Richard Carter wrote:
> Hi Folks, 
> 
> Well I followed the advice of Mark and Gustin and installed Debian 5.0
> from scratch.  As Gustin suggested I put everything on one big partition. 

Just to be clear, there is nothing wrong with multiple partitions, in
fact there are good reasons to things this way.  Of course the problems
remains that you need to know what is going on and how to change or
resize things later.  For a production machine I at the very least keep
/var in its own partition and or drive.
> 
>  I copied back /home/robin from my rdiff-backup area on my external HD,
> skipping any newer files.  I also have back ups of /etc, /user and
> /var.  Should I also copy these back to my HD?
> 
/usr should not be copied.  Reinstall your applications via aptitude.  I
have a bunch of custom scripts that go into /usr/local/bin and
/usr/local/sbin and these directories (ie. everything in /usr/local) can
be copied without harm.

Data section ::
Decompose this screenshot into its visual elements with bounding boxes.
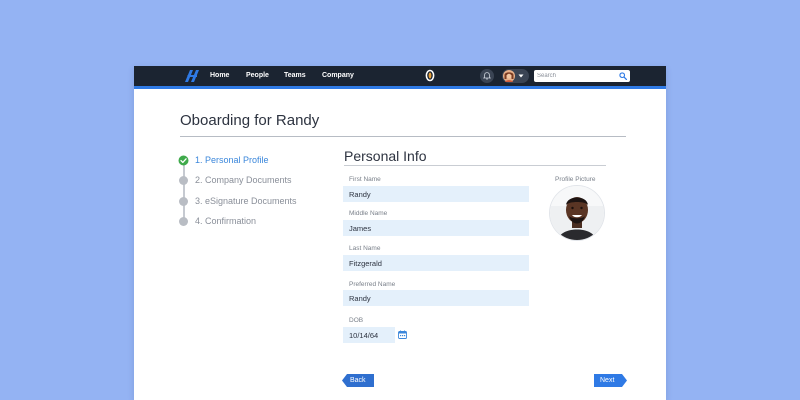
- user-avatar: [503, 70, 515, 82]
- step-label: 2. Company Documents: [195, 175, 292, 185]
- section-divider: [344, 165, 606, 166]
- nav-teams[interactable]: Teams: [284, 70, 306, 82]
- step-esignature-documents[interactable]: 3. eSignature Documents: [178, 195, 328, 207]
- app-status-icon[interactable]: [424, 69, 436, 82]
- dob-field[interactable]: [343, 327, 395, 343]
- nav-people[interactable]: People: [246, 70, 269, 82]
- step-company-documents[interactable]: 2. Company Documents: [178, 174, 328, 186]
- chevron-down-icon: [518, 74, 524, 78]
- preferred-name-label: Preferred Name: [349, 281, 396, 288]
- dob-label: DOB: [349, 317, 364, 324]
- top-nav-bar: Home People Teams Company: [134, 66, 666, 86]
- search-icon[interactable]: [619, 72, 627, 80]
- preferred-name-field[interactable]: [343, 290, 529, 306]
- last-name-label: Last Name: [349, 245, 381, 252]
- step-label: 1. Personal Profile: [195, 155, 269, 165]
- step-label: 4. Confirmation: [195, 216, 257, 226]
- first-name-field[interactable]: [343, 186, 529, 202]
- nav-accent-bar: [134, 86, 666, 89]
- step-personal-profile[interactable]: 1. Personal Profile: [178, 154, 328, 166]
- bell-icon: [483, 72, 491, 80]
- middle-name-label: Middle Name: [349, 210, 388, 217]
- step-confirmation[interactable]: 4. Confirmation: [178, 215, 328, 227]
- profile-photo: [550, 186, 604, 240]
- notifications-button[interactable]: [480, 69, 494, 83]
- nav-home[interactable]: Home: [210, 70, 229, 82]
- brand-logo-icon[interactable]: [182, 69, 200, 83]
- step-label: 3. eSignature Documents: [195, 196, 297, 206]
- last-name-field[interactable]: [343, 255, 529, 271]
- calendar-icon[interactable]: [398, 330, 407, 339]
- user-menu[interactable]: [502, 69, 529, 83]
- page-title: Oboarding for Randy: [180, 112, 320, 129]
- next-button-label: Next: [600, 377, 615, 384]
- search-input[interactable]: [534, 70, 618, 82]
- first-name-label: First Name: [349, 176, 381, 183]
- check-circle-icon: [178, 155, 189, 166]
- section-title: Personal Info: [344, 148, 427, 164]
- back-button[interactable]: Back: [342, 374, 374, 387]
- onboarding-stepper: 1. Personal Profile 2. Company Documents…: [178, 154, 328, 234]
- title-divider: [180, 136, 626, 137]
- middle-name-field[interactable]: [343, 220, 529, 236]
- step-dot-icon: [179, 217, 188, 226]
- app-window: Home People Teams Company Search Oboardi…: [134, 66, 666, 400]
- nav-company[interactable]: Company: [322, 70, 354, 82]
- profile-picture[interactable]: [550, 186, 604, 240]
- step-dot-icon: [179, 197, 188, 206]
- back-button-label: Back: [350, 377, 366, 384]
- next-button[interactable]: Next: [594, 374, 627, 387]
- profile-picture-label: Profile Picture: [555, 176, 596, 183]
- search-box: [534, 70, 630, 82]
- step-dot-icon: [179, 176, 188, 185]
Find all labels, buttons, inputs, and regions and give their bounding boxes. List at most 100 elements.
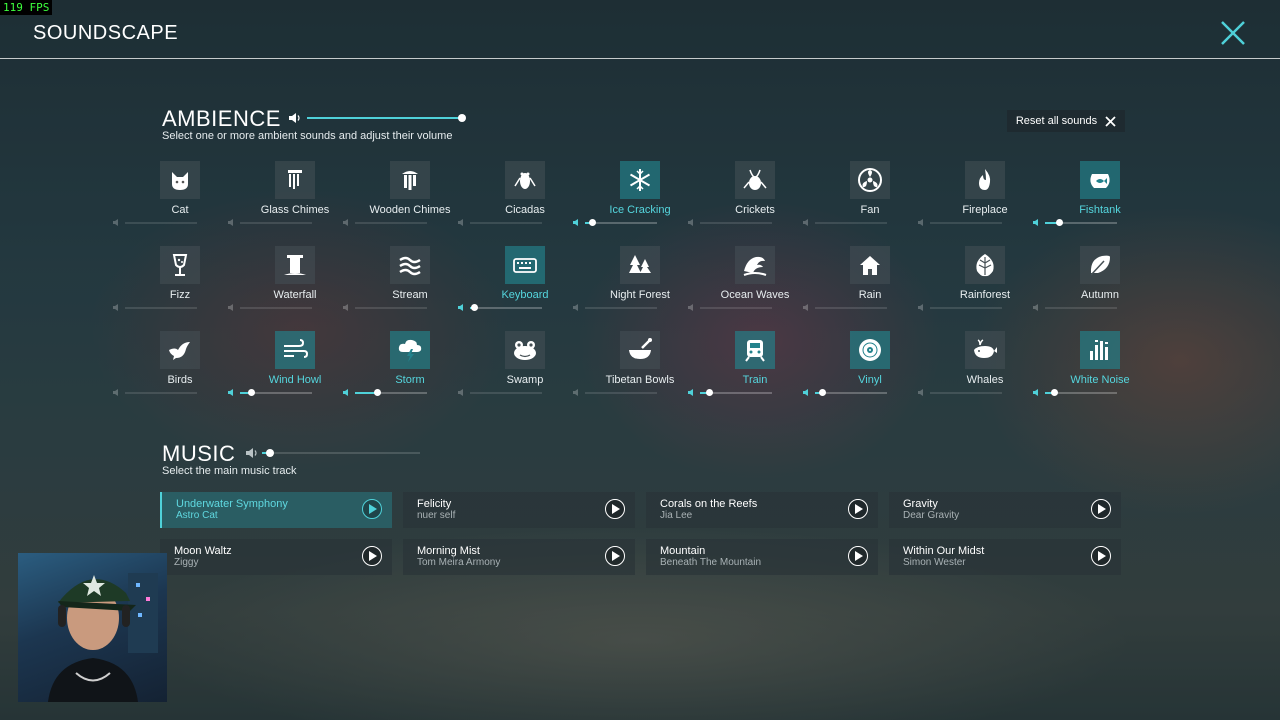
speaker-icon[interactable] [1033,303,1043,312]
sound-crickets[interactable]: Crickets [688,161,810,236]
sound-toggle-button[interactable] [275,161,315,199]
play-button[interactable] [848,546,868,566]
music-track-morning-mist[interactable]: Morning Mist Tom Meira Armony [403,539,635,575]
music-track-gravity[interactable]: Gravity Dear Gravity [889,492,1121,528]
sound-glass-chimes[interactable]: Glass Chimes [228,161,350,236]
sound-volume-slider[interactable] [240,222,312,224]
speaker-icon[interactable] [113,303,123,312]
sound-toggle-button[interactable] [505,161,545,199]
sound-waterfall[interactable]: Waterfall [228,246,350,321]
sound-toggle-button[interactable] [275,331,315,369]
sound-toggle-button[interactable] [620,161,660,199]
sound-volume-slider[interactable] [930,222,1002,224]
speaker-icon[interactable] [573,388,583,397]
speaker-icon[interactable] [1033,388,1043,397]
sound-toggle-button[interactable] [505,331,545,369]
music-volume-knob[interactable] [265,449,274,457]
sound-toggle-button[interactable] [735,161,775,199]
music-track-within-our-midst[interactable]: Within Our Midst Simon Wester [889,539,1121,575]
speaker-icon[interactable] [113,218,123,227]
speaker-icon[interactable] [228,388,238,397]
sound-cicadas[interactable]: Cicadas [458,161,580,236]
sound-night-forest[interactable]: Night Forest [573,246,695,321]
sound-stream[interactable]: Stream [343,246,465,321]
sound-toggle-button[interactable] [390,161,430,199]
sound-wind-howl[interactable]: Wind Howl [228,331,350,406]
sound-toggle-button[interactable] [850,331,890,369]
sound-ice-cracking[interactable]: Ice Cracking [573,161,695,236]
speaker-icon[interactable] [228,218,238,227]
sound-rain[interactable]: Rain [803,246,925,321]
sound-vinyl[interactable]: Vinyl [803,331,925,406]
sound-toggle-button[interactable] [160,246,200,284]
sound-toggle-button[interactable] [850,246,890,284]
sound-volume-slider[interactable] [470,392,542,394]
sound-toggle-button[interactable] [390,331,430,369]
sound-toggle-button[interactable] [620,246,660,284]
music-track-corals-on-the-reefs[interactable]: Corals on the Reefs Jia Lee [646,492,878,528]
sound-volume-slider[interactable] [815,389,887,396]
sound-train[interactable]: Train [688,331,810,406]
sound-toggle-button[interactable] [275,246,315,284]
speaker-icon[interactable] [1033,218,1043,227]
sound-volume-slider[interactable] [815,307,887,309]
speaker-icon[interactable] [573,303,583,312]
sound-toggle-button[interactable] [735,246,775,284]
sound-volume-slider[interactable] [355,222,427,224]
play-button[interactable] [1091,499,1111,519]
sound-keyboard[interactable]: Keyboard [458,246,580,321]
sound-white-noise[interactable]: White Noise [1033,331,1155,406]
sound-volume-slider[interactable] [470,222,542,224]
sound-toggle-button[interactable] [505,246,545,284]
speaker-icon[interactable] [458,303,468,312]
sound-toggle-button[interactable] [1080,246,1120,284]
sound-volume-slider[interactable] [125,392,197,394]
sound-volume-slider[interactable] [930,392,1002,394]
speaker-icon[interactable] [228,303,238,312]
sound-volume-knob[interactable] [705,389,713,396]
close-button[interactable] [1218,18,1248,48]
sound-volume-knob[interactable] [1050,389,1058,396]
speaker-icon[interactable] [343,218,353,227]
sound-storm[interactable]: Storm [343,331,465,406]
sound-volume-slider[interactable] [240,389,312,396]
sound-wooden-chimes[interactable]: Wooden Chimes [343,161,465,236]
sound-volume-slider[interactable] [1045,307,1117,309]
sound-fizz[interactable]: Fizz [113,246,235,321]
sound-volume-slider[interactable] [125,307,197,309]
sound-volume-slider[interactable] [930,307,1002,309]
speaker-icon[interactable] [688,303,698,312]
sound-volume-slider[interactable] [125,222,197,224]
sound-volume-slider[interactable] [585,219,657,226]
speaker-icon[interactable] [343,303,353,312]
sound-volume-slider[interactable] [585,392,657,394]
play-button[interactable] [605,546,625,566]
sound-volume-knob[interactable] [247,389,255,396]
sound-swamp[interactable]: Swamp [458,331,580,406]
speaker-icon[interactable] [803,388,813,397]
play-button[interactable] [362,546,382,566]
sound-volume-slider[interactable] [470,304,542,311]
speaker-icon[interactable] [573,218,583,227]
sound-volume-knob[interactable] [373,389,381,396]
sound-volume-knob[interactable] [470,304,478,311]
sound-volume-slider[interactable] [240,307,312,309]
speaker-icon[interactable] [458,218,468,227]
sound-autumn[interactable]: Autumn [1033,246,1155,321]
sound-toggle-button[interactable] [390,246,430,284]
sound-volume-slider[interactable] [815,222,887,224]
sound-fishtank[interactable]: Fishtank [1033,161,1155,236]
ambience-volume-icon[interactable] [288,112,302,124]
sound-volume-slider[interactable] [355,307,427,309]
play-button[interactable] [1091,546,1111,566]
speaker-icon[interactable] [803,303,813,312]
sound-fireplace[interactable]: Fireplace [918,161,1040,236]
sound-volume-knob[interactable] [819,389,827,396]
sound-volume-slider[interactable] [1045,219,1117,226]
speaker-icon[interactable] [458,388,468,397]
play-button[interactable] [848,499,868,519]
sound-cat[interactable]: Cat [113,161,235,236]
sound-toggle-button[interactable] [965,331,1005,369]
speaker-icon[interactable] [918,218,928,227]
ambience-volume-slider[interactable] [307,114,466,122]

Actions to take ::
1. In the Debian reinstall reply, why did Richard put everything on one big partition when he reinstalled?
2. Carry on the Debian reinstall reply from its last sentence.

Responses to the exercise ::
1. He did it because Gustin suggested it. Richard had followed the advice of Mark and Gustin to install Debian 5.0 from scratch.

2.
There are something things in /var that move.  VMWare by default keeps
the VMs in /var/lib/vmware, so that could be restored (you would have to
reinstall vmware).  If you were migrating a mail server /var/spool might
be of interest, but in your case, for a desktop machine there is likely
nothing here of interest.

There may be the odd config file in /etc/ that you may wish to restore
depending on what you had installed previously.  Unless you know
otherwise, I would leave it alone.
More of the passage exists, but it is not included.